Extracted records
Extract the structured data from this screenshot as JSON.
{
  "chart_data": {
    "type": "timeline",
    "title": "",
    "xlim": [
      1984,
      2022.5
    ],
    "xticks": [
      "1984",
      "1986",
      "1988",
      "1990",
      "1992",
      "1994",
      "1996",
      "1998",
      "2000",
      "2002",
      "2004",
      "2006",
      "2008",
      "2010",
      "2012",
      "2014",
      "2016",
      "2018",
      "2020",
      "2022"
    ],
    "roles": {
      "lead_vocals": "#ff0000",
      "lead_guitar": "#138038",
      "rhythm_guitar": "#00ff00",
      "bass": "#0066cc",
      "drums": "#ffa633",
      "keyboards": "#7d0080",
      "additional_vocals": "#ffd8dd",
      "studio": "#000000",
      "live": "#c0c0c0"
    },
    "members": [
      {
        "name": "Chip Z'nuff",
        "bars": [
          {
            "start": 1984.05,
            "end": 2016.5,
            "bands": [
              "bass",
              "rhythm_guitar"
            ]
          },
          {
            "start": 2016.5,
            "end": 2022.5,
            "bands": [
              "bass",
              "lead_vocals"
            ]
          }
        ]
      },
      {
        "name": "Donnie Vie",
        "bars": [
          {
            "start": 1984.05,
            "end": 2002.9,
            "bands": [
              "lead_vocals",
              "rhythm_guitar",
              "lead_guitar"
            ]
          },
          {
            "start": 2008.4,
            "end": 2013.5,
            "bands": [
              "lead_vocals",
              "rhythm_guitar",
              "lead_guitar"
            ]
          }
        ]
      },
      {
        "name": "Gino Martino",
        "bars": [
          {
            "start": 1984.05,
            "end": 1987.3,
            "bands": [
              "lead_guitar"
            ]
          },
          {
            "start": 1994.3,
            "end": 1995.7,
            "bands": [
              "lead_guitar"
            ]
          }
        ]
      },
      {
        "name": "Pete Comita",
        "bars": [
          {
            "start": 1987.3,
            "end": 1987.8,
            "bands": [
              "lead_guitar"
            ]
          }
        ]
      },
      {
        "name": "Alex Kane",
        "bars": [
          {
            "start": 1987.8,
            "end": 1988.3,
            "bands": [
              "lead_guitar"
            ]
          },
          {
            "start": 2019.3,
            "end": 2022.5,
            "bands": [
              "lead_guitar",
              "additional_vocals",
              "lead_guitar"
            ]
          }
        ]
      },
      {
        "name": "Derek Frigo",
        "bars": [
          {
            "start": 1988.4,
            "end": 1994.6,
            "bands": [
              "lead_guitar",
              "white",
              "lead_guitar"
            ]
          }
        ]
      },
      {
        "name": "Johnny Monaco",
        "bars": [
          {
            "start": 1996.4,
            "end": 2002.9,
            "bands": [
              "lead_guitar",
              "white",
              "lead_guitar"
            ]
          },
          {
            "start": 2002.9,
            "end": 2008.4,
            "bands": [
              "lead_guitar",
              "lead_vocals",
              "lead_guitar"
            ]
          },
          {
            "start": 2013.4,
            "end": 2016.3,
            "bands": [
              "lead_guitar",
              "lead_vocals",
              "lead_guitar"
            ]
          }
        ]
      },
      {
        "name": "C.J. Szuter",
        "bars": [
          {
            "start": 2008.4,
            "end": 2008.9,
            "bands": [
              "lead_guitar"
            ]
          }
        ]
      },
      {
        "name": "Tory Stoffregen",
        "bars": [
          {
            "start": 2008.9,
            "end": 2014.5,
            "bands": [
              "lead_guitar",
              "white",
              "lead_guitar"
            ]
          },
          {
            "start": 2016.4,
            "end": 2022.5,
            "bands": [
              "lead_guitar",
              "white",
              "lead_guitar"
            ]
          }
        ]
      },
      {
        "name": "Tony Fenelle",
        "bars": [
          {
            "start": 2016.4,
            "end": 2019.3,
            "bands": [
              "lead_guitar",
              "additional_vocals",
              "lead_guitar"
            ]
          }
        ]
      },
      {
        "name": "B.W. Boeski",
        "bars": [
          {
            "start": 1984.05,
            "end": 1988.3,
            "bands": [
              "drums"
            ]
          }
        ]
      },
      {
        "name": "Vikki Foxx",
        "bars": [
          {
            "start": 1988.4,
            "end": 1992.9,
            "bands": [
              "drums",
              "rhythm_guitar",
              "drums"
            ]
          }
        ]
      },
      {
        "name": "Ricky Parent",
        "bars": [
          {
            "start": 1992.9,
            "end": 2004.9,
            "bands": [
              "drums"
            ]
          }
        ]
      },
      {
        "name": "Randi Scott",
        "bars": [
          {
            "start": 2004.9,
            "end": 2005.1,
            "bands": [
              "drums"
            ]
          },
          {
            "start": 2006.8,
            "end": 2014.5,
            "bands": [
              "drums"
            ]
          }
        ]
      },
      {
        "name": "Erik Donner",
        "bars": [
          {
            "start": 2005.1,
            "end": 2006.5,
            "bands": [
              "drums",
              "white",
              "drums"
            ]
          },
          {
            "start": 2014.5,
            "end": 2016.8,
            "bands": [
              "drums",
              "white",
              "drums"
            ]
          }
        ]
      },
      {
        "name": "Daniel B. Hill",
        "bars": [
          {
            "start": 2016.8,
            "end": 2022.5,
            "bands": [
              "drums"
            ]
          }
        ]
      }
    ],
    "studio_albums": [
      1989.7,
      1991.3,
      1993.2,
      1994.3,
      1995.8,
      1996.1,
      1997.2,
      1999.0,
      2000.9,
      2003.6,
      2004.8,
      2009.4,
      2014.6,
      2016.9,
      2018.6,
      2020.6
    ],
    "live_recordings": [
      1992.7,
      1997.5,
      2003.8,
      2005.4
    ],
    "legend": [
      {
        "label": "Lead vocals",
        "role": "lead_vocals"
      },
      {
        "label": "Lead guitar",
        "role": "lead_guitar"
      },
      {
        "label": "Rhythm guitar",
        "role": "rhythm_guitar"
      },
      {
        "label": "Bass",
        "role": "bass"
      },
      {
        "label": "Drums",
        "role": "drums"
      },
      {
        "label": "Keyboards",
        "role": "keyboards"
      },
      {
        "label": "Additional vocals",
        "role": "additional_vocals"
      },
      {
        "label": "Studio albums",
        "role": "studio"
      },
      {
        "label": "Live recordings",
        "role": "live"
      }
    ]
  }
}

[WRITTEN INSTRUCTION]: Return the listing above in its exact form.

[ANSWER TO THE PROBLEM]:
Extract the structured data from this screenshot as JSON.
{
  "chart_data": {
    "type": "timeline",
    "title": "",
    "xlim": [
      1984,
      2022.5
    ],
    "xticks": [
      "1984",
      "1986",
      "1988",
      "1990",
      "1992",
      "1994",
      "1996",
      "1998",
      "2000",
      "2002",
      "2004",
      "2006",
      "2008",
      "2010",
      "2012",
      "2014",
      "2016",
      "2018",
      "2020",
      "2022"
    ],
    "roles": {
      "lead_vocals": "#ff0000",
      "lead_guitar": "#138038",
      "rhythm_guitar": "#00ff00",
      "bass": "#0066cc",
      "drums": "#ffa633",
      "keyboards": "#7d0080",
      "additional_vocals": "#ffd8dd",
      "studio": "#000000",
      "live": "#c0c0c0"
    },
    "members": [
      {
        "name": "Chip Z'nuff",
        "bars": [
          {
            "start": 1984.05,
            "end": 2016.5,
            "bands": [
              "bass",
              "rhythm_guitar"
            ]
          },
          {
            "start": 2016.5,
            "end": 2022.5,
            "bands": [
              "bass",
              "lead_vocals"
            ]
          }
        ]
      },
      {
        "name": "Donnie Vie",
        "bars": [
          {
            "start": 1984.05,
            "end": 2002.9,
            "bands": [
              "lead_vocals",
              "rhythm_guitar",
              "lead_guitar"
            ]
          },
          {
            "start": 2008.4,
            "end": 2013.5,
            "bands": [
              "lead_vocals",
              "rhythm_guitar",
              "lead_guitar"
            ]
          }
        ]
      },
      {
        "name": "Gino Martino",
        "bars": [
          {
            "start": 1984.05,
            "end": 1987.3,
            "bands": [
              "lead_guitar"
            ]
          },
          {
            "start": 1994.3,
            "end": 1995.7,
            "bands": [
              "lead_guitar"
            ]
          }
        ]
      },
      {
        "name": "Pete Comita",
        "bars": [
          {
            "start": 1987.3,
            "end": 1987.8,
            "bands": [
              "lead_guitar"
            ]
          }
        ]
      },
      {
        "name": "Alex Kane",
        "bars": [
          {
            "start": 1987.8,
            "end": 1988.3,
            "bands": [
              "lead_guitar"
            ]
          },
          {
            "start": 2019.3,
            "end": 2022.5,
            "bands": [
              "lead_guitar",
              "additional_vocals",
              "lead_guitar"
            ]
          }
        ]
      },
      {
        "name": "Derek Frigo",
        "bars": [
          {
            "start": 1988.4,
            "end": 1994.6,
            "bands": [
              "lead_guitar",
              "white",
              "lead_guitar"
            ]
          }
        ]
      },
      {
        "name": "Johnny Monaco",
        "bars": [
          {
            "start": 1996.4,
            "end": 2002.9,
            "bands": [
              "lead_guitar",
              "white",
              "lead_guitar"
            ]
          },
          {
            "start": 2002.9,
            "end": 2008.4,
            "bands": [
              "lead_guitar",
              "lead_vocals",
              "lead_guitar"
            ]
          },
          {
            "start": 2013.4,
            "end": 2016.3,
            "bands": [
              "lead_guitar",
              "lead_vocals",
              "lead_guitar"
            ]
          }
        ]
      },
      {
        "name": "C.J. Szuter",
        "bars": [
          {
            "start": 2008.4,
            "end": 2008.9,
            "bands": [
              "lead_guitar"
            ]
          }
        ]
      },
      {
        "name": "Tory Stoffregen",
        "bars": [
          {
            "start": 2008.9,
            "end": 2014.5,
            "bands": [
              "lead_guitar",
              "white",
              "lead_guitar"
            ]
          },
          {
            "start": 2016.4,
            "end": 2022.5,
            "bands": [
              "lead_guitar",
              "white",
              "lead_guitar"
            ]
          }
        ]
      },
      {
        "name": "Tony Fenelle",
        "bars": [
          {
            "start": 2016.4,
            "end": 2019.3,
            "bands": [
              "lead_guitar",
              "additional_vocals",
              "lead_guitar"
            ]
          }
        ]
      },
      {
        "name": "B.W. Boeski",
        "bars": [
          {
            "start": 1984.05,
            "end": 1988.3,
            "bands": [
              "drums"
            ]
          }
        ]
      },
      {
        "name": "Vikki Foxx",
        "bars": [
          {
            "start": 1988.4,
            "end": 1992.9,
            "bands": [
              "drums",
              "rhythm_guitar",
              "drums"
            ]
          }
        ]
      },
      {
        "name": "Ricky Parent",
        "bars": [
          {
            "start": 1992.9,
            "end": 2004.9,
            "bands": [
              "drums"
            ]
          }
        ]
      },
      {
        "name": "Randi Scott",
        "bars": [
          {
            "start": 2004.9,
            "end": 2005.1,
            "bands": [
              "drums"
            ]
          },
          {
            "start": 2006.8,
            "end": 2014.5,
            "bands": [
              "drums"
            ]
          }
        ]
      },
      {
        "name": "Erik Donner",
        "bars": [
          {
            "start": 2005.1,
            "end": 2006.5,
            "bands": [
              "drums",
              "white",
              "drums"
            ]
          },
          {
            "start": 2014.5,
            "end": 2016.8,
            "bands": [
              "drums",
              "white",
              "drums"
            ]
          }
        ]
      },
      {
        "name": "Daniel B. Hill",
        "bars": [
          {
            "start": 2016.8,
            "end": 2022.5,
            "bands": [
              "drums"
            ]
          }
        ]
      }
    ],
    "studio_albums": [
      1989.7,
      1991.3,
      1993.2,
      1994.3,
      1995.8,
      1996.1,
      1997.2,
      1999.0,
      2000.9,
      2003.6,
      2004.8,
      2009.4,
      2014.6,
      2016.9,
      2018.6,
      2020.6
    ],
    "live_recordings": [
      1992.7,
      1997.5,
      2003.8,
      2005.4
    ],
    "legend": [
      {
        "label": "Lead vocals",
        "role": "lead_vocals"
      },
      {
        "label": "Lead guitar",
        "role": "lead_guitar"
      },
      {
        "label": "Rhythm guitar",
        "role": "rhythm_guitar"
      },
      {
        "label": "Bass",
        "role": "bass"
      },
      {
        "label": "Drums",
        "role": "drums"
      },
      {
        "label": "Keyboards",
        "role": "keyboards"
      },
      {
        "label": "Additional vocals",
        "role": "additional_vocals"
      },
      {
        "label": "Studio albums",
        "role": "studio"
      },
      {
        "label": "Live recordings",
        "role": "live"
      }
    ]
  }
}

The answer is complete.